DIRECTIVE:
Wherever "Policy" appears in a line, copy that line.
☆ ☆ ☆
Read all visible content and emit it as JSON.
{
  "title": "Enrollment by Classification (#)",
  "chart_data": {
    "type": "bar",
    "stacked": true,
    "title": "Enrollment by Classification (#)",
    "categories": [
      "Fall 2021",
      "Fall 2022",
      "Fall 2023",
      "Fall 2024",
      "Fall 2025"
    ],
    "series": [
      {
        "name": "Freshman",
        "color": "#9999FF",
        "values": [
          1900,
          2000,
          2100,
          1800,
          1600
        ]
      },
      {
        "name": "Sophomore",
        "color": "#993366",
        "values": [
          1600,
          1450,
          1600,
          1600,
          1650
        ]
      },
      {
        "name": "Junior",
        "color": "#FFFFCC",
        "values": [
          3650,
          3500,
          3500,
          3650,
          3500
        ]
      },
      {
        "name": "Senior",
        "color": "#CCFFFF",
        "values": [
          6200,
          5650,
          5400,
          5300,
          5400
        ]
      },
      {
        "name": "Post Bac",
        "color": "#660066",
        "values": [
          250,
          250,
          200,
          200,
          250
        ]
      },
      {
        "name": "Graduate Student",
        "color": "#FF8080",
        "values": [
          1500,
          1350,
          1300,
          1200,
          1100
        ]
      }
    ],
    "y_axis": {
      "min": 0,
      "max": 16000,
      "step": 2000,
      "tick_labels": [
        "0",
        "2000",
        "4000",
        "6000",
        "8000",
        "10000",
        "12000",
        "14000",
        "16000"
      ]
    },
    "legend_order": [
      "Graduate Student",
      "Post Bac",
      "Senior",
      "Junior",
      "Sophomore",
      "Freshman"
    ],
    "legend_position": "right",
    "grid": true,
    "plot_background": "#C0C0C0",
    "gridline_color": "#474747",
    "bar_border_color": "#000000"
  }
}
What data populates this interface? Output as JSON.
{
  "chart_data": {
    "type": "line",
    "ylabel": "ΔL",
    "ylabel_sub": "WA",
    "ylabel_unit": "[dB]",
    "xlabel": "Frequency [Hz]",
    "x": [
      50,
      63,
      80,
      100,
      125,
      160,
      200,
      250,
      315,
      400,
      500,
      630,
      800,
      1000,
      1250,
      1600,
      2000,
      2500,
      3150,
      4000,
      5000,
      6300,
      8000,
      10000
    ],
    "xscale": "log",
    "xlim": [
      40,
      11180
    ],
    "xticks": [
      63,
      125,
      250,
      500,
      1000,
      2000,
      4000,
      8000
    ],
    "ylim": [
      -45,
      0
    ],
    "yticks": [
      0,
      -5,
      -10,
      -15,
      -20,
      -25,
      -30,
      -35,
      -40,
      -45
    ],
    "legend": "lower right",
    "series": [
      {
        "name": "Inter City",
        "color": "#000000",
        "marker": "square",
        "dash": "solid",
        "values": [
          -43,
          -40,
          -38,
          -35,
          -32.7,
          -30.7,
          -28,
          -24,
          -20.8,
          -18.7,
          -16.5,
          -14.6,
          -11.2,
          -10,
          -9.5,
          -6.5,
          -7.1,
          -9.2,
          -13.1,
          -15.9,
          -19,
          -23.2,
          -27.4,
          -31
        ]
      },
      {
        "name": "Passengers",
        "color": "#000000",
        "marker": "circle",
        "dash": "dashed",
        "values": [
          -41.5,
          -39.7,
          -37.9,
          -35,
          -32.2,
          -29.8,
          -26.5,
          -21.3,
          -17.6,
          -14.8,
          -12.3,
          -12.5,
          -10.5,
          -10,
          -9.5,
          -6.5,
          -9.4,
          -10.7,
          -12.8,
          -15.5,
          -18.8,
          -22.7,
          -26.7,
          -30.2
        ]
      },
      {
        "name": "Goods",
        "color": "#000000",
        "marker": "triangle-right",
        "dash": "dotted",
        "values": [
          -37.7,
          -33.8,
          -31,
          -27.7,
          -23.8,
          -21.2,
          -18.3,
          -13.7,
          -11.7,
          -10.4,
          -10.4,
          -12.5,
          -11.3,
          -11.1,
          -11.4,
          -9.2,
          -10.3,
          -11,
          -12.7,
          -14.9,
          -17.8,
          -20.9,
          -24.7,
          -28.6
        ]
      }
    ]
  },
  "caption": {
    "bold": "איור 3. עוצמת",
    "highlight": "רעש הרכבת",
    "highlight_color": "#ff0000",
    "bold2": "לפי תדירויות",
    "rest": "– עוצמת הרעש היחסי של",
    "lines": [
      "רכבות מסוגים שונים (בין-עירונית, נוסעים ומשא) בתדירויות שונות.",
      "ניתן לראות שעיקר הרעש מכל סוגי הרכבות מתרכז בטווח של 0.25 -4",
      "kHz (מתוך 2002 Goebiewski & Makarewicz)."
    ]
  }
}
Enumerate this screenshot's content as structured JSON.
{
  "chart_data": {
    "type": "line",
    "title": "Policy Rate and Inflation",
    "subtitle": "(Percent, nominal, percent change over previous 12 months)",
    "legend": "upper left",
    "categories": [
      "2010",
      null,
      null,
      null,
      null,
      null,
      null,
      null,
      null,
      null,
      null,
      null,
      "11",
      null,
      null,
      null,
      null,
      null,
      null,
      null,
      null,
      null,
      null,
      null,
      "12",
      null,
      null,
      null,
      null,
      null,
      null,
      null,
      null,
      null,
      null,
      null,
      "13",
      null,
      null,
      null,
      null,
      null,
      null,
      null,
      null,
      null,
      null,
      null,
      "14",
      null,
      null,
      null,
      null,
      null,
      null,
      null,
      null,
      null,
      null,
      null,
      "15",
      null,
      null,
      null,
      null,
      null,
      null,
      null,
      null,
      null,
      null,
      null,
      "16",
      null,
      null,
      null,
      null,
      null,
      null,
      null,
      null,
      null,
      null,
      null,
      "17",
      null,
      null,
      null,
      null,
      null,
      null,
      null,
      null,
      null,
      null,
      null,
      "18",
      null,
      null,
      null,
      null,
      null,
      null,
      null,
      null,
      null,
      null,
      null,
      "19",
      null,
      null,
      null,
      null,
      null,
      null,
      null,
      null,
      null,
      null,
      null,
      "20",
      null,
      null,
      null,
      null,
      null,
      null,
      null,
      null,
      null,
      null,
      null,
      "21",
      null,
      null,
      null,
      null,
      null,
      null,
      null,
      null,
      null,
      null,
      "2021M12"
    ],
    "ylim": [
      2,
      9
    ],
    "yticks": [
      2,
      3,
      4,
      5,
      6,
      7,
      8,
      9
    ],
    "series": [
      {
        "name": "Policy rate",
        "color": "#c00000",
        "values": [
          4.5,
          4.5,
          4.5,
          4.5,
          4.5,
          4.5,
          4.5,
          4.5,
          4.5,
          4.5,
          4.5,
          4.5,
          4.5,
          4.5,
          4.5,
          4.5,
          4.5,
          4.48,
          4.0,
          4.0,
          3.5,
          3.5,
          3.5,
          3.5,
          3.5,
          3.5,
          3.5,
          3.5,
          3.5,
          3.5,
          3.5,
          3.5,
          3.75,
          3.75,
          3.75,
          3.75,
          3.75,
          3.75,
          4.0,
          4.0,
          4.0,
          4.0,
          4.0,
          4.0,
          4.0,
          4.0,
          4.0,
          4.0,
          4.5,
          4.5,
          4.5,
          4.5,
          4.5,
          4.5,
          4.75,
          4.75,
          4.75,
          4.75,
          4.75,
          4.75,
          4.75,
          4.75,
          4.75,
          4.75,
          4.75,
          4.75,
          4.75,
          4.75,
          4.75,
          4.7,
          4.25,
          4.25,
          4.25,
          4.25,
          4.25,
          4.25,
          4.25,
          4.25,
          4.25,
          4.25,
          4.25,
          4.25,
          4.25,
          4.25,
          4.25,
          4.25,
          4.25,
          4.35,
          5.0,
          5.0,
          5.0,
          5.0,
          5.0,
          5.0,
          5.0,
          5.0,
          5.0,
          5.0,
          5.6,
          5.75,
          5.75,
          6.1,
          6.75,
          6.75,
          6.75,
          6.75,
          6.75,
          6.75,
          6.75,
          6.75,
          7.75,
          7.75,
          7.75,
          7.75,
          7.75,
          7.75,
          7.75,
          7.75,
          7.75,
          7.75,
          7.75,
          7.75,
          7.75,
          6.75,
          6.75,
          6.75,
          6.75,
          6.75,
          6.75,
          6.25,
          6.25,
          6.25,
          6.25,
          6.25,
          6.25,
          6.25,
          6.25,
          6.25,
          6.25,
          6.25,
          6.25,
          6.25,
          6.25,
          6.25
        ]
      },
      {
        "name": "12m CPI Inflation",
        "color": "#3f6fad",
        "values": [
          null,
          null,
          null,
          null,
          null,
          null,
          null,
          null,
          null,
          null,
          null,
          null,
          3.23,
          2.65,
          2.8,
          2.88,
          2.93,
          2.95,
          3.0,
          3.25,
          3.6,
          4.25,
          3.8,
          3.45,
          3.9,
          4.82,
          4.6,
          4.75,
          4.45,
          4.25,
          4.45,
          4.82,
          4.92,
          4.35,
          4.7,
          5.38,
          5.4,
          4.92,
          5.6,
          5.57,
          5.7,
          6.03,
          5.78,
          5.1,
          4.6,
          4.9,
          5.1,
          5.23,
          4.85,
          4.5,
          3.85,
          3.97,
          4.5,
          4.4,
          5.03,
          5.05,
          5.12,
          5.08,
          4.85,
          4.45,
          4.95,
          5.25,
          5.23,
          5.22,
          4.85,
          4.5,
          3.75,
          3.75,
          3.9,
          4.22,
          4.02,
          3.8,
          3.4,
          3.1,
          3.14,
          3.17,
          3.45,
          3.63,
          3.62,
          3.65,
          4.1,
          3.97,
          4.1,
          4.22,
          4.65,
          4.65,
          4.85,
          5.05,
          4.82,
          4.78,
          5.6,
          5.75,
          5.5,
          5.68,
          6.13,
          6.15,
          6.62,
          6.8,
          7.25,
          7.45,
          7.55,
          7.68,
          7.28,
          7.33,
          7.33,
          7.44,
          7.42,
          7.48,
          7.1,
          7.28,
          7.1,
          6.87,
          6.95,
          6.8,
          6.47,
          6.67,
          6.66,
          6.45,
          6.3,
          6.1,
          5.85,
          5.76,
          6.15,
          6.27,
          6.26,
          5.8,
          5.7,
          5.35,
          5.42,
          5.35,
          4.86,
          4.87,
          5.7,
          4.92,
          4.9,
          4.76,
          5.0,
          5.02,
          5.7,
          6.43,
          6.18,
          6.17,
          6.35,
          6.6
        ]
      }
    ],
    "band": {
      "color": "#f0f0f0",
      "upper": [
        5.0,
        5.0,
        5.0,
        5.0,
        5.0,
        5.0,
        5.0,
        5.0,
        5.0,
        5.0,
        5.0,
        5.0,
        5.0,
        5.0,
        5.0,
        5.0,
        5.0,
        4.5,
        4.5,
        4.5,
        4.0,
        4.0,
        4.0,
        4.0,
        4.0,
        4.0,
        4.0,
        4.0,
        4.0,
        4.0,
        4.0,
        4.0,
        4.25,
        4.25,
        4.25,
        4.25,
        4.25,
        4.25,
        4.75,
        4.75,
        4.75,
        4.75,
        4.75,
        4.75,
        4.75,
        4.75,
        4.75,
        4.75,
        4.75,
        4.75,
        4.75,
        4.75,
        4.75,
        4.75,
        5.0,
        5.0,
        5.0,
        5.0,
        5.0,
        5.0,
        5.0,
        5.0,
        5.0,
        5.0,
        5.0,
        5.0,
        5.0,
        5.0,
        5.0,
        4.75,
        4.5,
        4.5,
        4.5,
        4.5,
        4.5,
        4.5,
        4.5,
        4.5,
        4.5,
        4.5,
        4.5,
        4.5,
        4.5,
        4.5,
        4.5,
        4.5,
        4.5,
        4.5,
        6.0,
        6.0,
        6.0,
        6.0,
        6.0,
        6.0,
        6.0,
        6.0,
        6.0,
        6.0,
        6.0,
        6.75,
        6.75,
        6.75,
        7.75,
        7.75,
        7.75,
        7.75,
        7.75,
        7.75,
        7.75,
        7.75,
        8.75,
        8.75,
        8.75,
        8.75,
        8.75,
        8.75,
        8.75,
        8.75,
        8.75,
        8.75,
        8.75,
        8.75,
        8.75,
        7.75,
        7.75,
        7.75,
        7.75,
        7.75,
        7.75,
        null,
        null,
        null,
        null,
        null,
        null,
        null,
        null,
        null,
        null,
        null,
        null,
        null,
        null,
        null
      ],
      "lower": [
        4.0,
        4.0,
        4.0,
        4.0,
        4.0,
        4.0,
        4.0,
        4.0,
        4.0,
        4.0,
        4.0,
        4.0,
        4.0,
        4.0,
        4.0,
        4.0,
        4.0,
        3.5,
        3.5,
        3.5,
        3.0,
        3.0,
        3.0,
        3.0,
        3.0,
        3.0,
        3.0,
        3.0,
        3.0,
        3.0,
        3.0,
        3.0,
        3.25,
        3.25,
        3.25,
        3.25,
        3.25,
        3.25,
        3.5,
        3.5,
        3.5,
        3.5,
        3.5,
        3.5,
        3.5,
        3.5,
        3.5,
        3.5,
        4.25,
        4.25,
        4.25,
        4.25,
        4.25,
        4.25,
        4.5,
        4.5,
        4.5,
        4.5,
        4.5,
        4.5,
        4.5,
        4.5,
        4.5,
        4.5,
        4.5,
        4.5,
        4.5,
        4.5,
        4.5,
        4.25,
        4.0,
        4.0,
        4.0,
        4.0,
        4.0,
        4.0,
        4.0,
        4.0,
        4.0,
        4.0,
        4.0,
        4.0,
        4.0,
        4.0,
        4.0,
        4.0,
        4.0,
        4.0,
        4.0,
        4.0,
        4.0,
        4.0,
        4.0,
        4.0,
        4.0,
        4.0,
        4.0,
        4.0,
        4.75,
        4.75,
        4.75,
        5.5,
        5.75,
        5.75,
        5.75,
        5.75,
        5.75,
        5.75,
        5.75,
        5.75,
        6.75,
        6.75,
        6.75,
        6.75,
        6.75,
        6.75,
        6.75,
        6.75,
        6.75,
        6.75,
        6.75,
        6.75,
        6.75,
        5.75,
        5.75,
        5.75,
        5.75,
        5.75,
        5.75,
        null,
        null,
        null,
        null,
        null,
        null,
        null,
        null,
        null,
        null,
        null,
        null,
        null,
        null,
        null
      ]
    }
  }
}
☆ ☆ ☆
ANSWER FOR THIS EXERCISE:
    "title": "Policy Rate and Inflation",
        "name": "Policy rate",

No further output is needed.